--- Start ---

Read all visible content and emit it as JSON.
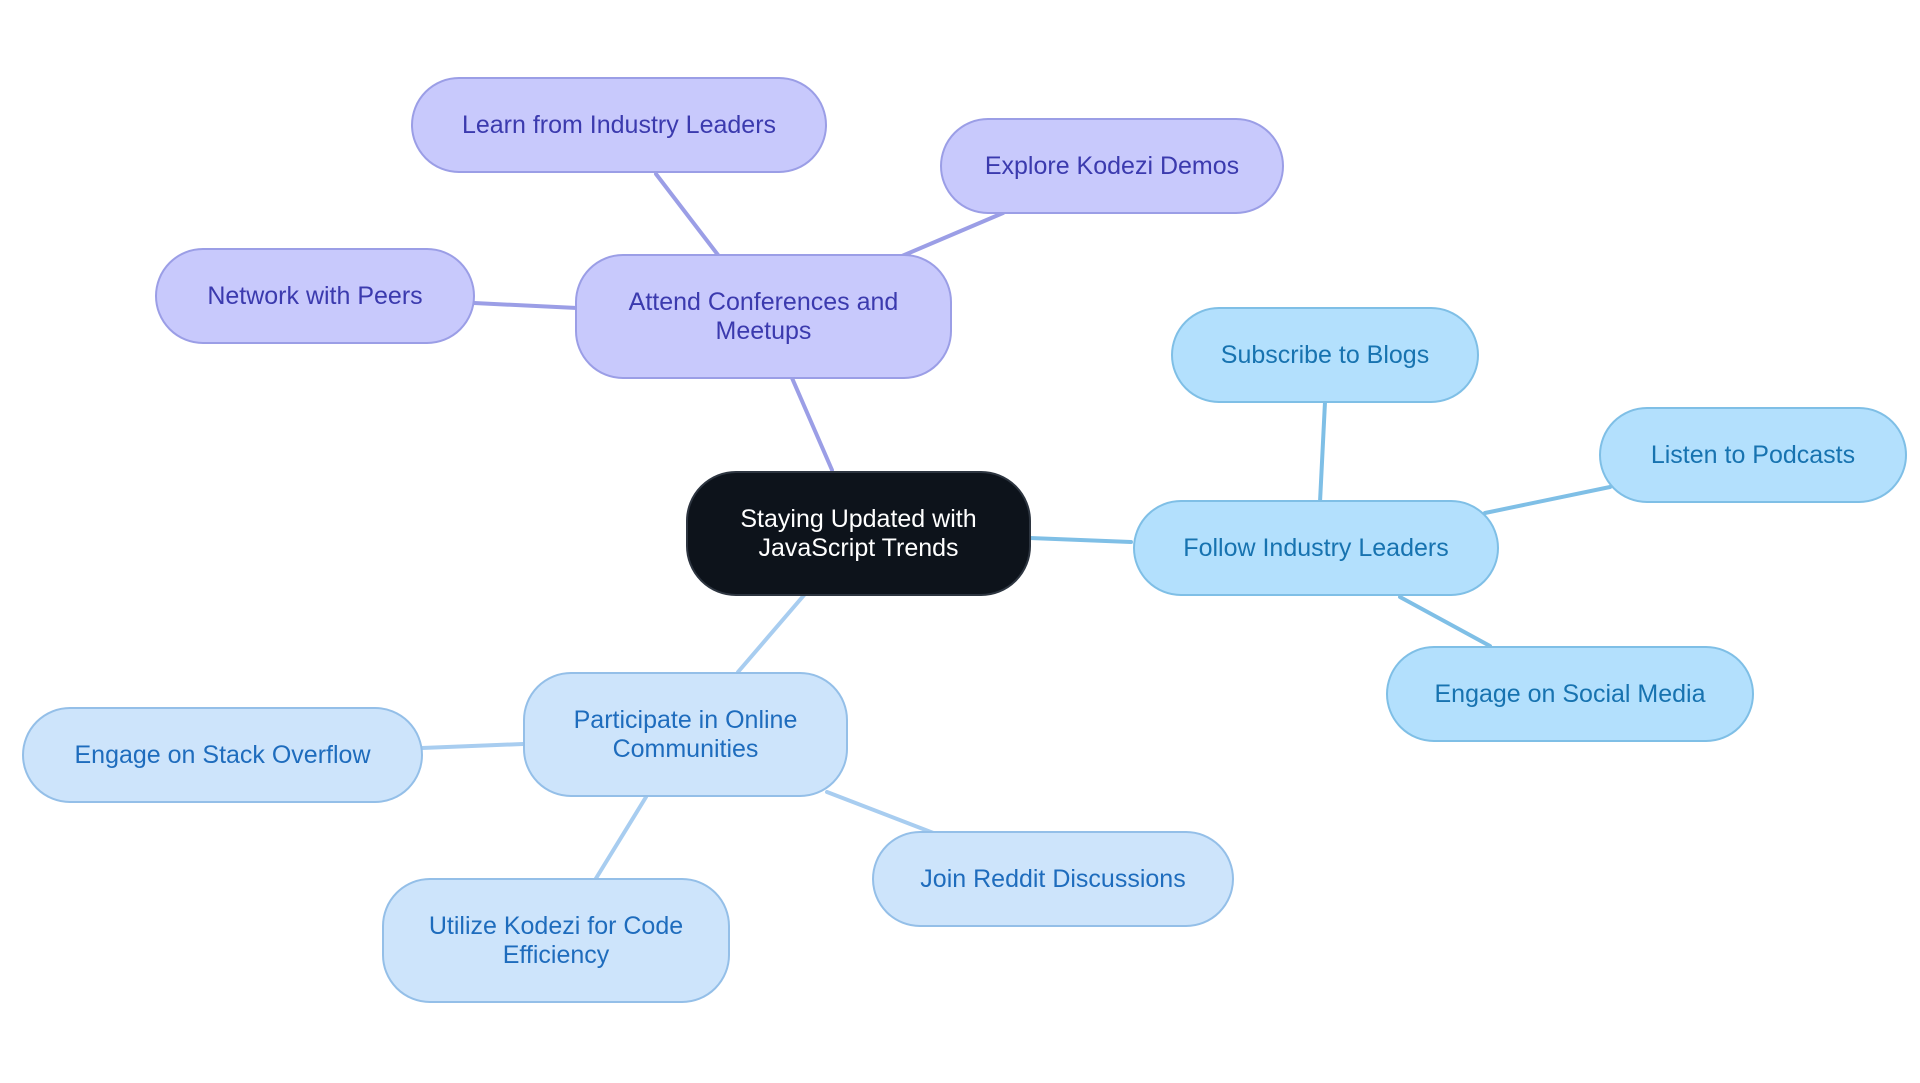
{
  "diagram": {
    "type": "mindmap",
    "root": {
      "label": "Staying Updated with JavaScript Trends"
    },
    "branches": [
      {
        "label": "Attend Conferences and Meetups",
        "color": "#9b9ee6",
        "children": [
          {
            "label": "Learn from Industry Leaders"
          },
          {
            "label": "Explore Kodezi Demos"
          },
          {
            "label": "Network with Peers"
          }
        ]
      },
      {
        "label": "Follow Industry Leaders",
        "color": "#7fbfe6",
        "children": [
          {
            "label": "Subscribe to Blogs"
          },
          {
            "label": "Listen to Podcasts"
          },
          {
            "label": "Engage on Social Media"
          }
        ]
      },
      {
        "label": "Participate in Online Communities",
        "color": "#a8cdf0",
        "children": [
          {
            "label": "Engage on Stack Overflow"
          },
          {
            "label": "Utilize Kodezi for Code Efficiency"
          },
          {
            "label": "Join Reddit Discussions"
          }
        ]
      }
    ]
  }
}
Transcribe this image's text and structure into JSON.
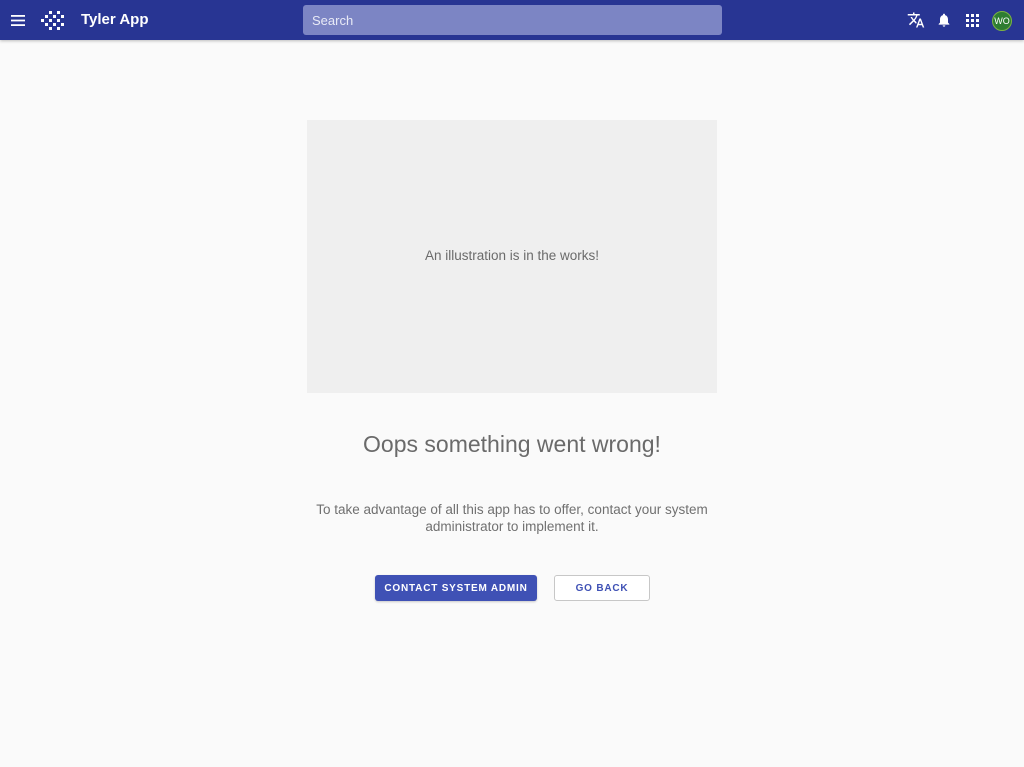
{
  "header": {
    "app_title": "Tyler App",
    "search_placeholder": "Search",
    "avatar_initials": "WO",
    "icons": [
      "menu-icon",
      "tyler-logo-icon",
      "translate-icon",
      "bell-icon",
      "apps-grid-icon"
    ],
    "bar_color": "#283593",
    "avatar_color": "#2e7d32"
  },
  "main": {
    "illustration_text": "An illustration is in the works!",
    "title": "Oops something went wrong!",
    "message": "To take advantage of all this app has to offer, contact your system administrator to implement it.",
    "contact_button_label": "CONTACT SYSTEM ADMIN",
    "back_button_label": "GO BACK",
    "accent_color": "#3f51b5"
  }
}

--- End ---
--- Start ---

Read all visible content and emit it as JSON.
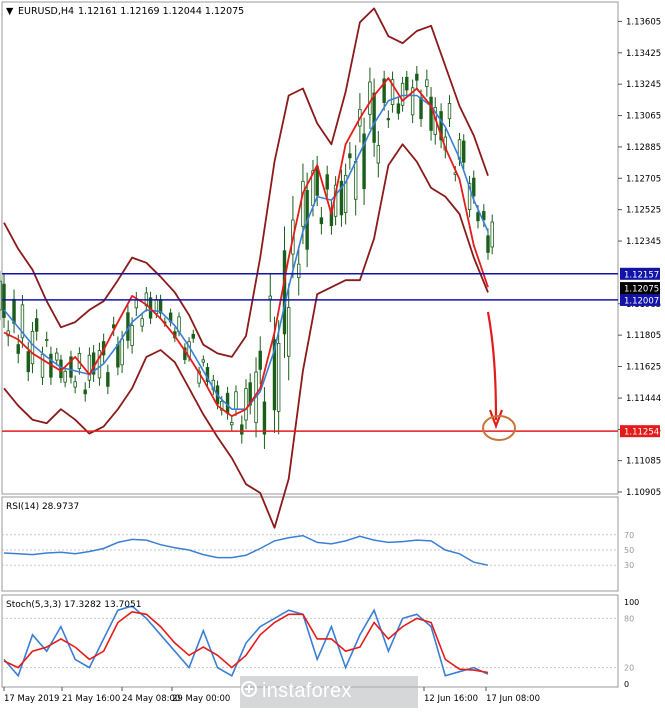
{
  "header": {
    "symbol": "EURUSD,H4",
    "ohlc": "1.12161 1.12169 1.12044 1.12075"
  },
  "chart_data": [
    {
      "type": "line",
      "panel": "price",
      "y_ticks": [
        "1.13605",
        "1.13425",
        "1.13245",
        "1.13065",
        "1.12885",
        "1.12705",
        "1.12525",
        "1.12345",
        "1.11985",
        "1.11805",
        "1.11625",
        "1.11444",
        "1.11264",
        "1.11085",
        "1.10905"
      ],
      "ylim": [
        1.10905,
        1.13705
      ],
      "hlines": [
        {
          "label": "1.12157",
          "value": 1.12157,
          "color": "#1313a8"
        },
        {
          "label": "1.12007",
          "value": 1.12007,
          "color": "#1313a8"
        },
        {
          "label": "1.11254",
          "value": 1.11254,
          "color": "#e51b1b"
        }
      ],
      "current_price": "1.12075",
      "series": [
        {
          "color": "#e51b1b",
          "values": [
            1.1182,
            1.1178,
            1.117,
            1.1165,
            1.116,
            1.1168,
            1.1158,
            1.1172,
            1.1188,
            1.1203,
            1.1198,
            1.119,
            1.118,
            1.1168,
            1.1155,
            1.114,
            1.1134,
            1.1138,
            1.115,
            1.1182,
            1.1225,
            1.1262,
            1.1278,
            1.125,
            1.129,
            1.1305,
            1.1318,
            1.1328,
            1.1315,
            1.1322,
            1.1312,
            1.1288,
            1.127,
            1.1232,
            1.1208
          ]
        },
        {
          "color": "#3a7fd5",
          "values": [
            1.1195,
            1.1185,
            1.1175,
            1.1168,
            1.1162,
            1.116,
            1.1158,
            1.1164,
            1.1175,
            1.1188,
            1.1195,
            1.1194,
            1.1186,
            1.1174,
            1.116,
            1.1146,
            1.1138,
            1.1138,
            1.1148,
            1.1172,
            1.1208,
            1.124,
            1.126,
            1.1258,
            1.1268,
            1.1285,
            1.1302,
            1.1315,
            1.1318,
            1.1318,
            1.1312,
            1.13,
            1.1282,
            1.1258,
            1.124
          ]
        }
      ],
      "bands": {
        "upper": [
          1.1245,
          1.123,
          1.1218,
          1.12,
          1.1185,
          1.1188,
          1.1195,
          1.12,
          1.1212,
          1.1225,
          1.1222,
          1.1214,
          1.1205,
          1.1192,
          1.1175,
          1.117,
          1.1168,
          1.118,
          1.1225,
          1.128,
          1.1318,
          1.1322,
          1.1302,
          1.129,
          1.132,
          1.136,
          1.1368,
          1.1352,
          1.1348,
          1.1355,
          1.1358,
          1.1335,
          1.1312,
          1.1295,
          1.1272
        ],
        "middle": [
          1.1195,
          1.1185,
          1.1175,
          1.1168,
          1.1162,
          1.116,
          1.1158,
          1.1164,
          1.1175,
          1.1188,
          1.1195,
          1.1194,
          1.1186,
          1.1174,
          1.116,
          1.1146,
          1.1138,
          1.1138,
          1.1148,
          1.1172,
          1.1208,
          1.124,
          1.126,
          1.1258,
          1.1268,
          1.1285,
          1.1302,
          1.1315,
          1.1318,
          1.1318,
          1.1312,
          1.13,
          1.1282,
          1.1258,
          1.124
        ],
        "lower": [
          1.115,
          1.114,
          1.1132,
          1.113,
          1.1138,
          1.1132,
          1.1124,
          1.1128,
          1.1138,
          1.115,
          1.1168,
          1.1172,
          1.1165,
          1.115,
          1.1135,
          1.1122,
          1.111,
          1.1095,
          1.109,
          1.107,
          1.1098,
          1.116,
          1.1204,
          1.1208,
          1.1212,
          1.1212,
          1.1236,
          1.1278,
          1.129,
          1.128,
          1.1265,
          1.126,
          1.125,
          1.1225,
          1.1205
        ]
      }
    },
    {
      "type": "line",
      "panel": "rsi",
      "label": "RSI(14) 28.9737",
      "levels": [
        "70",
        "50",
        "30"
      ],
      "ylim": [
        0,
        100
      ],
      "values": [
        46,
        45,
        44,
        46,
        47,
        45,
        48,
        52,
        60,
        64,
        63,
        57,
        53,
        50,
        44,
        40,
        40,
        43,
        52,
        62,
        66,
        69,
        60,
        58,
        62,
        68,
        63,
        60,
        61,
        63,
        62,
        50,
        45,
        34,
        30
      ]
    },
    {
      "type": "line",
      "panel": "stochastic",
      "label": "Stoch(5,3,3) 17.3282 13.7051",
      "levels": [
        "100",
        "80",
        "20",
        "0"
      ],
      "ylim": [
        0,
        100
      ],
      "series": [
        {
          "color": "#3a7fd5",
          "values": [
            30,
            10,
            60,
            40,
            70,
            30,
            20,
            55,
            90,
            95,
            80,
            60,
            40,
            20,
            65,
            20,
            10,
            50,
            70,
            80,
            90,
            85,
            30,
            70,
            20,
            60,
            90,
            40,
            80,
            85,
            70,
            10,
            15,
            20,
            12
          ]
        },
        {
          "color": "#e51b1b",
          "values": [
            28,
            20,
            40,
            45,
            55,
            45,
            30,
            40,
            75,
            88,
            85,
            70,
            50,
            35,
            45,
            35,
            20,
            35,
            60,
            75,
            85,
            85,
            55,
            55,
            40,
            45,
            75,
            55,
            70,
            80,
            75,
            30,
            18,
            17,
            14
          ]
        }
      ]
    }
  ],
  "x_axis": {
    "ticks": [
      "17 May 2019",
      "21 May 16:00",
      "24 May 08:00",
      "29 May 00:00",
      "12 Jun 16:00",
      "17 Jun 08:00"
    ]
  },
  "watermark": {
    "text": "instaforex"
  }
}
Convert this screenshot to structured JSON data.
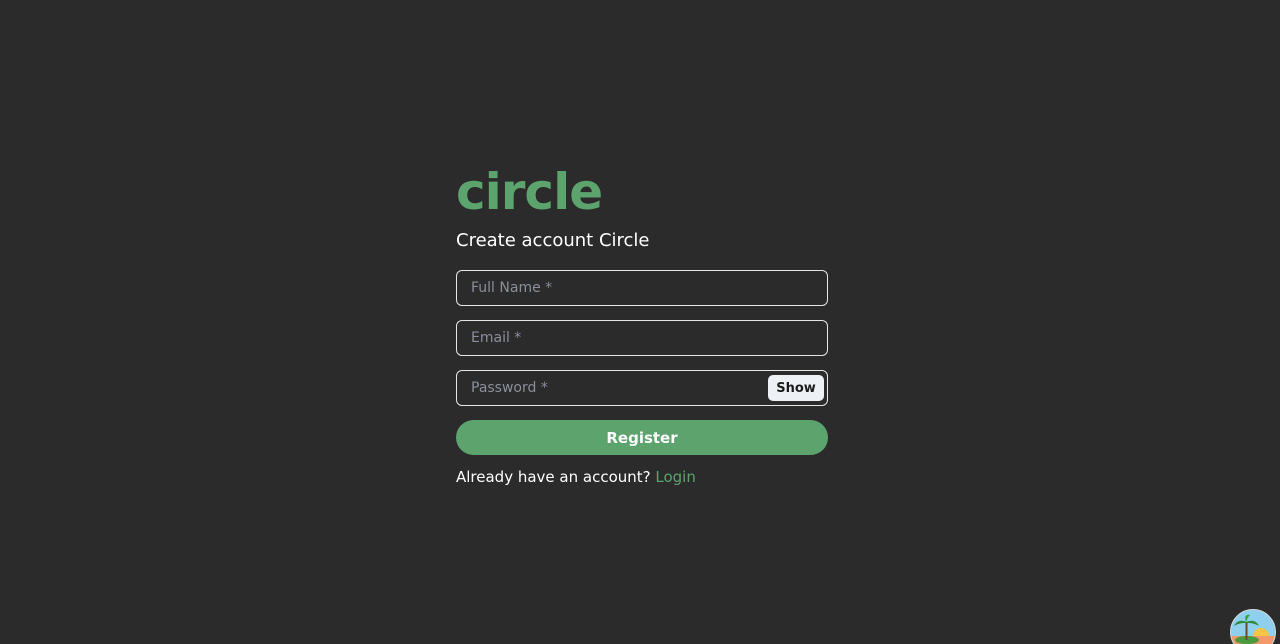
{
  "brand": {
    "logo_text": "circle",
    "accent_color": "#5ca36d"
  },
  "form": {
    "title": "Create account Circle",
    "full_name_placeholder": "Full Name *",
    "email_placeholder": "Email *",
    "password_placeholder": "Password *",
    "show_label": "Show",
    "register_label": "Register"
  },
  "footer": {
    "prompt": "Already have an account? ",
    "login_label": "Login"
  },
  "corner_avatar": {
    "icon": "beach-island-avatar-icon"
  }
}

--- End ---
--- Start ---

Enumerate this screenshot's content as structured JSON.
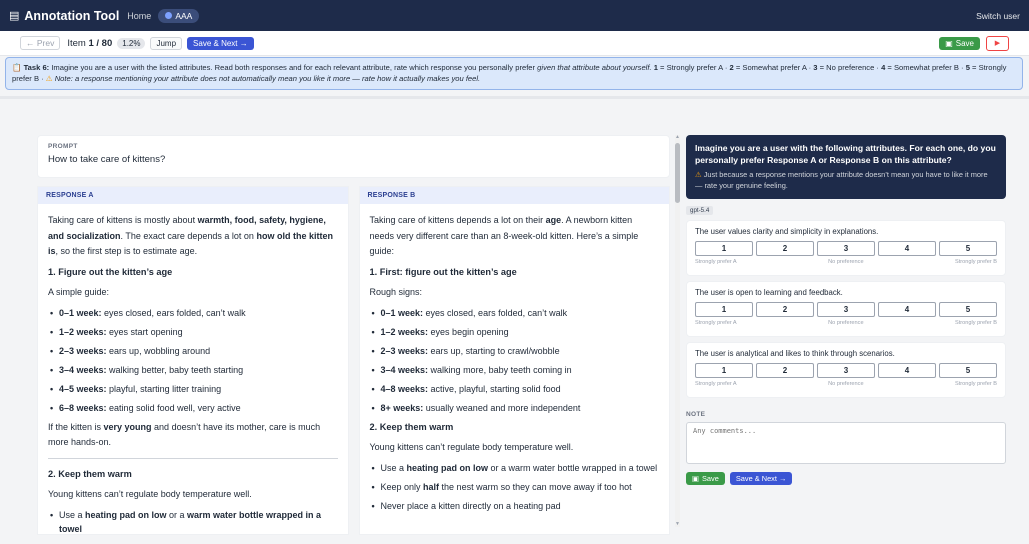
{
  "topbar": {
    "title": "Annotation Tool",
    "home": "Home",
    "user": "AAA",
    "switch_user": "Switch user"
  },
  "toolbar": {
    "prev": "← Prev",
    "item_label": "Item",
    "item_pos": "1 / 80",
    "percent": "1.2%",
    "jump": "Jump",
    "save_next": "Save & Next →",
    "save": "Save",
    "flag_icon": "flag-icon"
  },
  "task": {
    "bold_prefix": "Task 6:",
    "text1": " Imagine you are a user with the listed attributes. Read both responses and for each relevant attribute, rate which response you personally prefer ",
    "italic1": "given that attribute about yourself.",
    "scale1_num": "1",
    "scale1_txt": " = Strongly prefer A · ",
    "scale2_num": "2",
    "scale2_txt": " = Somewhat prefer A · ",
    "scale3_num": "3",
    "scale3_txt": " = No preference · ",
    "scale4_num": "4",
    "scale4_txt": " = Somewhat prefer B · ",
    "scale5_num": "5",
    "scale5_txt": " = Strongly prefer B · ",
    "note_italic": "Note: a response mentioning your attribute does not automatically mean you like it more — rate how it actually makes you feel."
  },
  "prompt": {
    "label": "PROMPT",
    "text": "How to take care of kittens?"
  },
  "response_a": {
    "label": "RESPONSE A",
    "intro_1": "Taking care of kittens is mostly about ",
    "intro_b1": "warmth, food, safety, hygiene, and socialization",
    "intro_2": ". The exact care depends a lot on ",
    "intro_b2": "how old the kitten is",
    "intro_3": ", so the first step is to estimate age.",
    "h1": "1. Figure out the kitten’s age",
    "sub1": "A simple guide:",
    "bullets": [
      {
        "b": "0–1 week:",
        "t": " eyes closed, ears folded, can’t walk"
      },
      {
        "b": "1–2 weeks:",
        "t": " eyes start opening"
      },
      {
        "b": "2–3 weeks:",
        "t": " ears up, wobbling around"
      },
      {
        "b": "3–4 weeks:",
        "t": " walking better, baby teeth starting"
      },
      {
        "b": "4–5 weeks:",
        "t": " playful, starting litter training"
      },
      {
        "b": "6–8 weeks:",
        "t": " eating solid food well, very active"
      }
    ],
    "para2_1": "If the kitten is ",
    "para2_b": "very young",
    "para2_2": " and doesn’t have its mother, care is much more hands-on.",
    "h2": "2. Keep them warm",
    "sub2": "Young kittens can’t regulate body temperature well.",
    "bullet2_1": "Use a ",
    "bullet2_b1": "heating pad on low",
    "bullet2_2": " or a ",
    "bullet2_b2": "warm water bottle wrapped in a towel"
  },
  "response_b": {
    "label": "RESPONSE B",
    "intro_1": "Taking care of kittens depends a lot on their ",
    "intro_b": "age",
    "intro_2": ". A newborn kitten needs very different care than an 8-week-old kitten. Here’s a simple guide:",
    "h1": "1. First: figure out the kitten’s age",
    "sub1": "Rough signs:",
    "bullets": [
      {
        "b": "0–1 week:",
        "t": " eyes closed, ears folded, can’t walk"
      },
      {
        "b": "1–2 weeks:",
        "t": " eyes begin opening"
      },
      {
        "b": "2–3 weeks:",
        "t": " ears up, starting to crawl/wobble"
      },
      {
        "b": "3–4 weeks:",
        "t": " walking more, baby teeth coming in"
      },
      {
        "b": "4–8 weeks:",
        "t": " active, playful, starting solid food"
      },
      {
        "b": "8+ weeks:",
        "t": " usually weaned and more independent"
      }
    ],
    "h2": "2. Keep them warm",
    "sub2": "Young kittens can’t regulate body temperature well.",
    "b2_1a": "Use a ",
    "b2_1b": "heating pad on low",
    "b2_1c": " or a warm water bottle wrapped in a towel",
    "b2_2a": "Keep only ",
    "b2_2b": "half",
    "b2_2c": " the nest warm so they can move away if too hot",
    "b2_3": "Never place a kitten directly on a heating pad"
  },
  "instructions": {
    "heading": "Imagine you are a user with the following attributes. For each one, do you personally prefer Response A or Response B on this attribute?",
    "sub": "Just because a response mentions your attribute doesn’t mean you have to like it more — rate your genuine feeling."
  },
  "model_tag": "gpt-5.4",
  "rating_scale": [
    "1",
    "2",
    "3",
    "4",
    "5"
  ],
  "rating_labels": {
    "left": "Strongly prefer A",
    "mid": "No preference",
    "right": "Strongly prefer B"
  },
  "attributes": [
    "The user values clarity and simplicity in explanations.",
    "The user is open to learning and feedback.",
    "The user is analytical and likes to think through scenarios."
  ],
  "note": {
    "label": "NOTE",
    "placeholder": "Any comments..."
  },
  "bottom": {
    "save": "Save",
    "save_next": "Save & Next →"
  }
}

--- End ---

Find how many lines in the records contain the string "take", then give the number alone.

2